- Exercise goal
Identify all lines in the listing that include the word "Contribution", and copy them out.

________________________

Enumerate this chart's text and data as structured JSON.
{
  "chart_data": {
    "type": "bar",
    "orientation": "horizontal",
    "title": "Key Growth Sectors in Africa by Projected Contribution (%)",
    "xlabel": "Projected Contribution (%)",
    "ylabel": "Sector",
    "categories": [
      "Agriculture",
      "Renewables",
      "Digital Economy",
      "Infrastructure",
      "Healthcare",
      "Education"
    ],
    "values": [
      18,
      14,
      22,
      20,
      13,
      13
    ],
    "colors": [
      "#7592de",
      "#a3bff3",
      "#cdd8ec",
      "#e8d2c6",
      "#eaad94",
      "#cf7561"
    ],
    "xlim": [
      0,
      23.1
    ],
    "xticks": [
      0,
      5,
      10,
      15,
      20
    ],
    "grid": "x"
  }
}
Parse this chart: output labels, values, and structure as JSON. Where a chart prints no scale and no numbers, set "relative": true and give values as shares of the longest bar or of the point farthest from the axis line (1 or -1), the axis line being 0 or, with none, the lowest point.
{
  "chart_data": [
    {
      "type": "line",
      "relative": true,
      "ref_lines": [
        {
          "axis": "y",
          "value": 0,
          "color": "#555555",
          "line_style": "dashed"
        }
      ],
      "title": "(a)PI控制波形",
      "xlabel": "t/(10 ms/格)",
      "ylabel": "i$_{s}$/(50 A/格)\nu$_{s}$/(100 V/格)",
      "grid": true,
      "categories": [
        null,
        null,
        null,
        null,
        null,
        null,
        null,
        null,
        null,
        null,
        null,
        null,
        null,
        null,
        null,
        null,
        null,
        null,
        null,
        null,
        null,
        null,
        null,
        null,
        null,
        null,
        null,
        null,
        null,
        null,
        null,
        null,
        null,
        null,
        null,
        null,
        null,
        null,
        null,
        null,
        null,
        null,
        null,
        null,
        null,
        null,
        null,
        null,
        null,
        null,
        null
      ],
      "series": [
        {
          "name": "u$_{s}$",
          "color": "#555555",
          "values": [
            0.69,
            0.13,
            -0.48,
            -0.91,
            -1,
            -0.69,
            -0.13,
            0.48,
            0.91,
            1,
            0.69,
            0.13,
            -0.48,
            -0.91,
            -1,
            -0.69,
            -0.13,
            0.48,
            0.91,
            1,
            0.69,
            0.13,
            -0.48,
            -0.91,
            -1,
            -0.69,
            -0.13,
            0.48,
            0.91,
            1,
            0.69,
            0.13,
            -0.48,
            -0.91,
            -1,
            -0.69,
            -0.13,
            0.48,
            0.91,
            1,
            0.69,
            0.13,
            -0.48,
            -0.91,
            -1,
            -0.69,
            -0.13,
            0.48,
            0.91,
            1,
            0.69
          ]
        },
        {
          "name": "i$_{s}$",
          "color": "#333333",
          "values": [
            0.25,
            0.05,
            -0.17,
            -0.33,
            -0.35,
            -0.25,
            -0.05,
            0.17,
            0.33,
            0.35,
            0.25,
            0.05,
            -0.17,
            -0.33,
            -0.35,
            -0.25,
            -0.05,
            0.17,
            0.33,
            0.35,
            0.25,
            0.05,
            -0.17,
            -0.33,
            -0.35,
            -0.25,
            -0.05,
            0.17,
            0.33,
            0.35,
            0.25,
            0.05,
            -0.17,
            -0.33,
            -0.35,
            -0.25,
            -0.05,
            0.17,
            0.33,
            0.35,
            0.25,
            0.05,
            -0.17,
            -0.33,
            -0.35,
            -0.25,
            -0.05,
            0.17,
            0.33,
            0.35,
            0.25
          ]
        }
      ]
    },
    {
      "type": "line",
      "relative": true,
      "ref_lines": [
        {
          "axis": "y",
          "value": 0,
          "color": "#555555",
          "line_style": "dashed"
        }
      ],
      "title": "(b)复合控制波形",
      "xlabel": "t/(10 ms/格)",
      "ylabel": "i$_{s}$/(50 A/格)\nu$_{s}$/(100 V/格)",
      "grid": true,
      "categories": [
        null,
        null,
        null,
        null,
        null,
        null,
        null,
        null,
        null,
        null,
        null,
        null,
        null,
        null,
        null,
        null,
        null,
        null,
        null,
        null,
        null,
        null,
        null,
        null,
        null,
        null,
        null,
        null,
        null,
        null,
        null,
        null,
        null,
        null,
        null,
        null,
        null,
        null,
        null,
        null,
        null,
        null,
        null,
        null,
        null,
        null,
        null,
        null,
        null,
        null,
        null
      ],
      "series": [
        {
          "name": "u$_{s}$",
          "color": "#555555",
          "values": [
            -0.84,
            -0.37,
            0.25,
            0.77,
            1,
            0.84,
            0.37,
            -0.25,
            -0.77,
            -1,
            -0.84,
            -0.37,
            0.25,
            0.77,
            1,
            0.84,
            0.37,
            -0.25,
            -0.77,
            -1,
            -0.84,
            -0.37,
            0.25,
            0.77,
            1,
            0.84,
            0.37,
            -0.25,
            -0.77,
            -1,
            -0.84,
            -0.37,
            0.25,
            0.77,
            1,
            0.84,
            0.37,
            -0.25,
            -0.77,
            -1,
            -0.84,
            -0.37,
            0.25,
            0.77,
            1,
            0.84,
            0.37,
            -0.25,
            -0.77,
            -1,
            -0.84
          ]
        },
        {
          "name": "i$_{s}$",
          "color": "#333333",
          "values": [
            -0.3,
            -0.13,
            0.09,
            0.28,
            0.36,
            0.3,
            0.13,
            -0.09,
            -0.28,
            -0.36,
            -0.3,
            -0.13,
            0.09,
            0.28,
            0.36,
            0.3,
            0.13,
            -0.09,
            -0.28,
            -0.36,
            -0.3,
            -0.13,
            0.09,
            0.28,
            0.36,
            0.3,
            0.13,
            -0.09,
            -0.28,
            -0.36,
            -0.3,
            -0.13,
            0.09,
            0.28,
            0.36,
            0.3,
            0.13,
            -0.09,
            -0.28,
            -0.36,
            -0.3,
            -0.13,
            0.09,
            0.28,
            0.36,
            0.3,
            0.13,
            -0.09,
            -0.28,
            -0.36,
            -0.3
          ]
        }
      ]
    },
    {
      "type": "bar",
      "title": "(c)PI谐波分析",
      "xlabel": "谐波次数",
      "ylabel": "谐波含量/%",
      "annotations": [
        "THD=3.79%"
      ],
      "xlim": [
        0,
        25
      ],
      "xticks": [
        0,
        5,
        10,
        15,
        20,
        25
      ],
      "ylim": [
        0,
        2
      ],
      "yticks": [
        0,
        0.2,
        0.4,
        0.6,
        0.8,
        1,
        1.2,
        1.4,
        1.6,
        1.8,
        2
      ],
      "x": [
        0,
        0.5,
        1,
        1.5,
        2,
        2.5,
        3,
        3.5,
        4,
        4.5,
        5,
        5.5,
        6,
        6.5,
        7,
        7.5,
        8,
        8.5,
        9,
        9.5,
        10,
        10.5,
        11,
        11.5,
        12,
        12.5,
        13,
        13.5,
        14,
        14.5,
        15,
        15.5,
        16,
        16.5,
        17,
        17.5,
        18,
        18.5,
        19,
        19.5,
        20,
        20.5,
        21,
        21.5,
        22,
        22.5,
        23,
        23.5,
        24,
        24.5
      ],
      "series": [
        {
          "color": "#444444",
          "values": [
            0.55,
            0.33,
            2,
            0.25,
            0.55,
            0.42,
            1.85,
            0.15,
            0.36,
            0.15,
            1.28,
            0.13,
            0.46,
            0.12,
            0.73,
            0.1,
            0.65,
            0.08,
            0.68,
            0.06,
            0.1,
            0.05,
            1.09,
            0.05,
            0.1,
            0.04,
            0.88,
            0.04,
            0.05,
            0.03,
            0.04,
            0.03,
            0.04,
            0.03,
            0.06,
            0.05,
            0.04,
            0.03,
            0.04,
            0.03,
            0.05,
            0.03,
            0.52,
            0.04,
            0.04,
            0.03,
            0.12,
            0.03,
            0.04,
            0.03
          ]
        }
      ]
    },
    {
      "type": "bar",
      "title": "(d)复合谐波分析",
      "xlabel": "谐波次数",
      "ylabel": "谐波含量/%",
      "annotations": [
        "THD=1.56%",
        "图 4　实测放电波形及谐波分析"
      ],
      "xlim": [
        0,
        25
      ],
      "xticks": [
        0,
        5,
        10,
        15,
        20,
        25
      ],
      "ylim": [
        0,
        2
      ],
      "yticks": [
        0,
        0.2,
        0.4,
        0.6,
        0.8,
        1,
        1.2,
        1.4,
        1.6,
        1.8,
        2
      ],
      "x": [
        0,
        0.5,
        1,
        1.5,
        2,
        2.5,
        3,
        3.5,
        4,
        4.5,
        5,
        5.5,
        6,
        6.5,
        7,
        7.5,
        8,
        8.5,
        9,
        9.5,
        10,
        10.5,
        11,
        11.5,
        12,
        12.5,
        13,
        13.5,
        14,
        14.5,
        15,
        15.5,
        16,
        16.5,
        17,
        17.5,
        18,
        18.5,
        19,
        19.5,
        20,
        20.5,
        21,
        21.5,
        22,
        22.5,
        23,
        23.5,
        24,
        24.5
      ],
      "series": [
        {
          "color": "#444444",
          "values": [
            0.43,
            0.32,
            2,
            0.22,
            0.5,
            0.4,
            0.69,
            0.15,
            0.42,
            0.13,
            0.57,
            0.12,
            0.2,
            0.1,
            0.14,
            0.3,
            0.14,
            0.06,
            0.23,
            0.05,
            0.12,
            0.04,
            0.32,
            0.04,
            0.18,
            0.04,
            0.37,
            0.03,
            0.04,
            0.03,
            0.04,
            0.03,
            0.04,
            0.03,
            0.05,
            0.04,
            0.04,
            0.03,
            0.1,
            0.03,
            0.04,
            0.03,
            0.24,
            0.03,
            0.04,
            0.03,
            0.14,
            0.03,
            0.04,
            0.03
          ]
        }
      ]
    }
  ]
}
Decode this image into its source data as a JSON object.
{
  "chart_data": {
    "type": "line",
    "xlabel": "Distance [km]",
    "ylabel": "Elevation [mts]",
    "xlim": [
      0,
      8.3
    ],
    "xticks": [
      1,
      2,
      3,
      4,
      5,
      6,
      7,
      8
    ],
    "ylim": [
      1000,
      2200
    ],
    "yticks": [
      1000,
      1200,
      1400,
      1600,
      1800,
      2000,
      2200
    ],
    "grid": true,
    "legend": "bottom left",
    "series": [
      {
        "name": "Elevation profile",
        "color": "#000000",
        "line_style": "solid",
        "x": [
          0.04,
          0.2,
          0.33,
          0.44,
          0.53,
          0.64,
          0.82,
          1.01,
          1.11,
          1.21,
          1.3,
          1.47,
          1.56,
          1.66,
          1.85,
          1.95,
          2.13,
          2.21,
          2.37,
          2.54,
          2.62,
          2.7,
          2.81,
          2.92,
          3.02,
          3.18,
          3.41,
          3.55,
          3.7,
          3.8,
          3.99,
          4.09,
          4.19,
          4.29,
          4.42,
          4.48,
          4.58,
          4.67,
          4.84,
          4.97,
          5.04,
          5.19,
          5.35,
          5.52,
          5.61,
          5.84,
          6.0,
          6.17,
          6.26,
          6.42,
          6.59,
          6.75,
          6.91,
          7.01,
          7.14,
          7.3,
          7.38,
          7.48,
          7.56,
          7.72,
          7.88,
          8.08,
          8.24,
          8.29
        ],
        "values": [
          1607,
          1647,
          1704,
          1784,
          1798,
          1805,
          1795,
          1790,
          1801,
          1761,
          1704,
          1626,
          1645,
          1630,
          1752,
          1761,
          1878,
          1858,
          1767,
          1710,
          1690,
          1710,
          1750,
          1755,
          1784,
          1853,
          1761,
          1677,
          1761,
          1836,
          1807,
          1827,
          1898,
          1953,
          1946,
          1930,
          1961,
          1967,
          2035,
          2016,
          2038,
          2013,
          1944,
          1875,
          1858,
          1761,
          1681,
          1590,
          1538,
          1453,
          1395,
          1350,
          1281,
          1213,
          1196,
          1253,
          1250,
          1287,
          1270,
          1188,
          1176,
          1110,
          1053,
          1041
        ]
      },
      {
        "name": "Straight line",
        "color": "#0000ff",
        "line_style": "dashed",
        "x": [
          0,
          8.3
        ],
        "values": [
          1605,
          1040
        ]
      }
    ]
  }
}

________________________

- The response
    "title": "Key Growth Sectors in Africa by Projected Contribution (%)",
    "xlabel": "Projected Contribution (%)",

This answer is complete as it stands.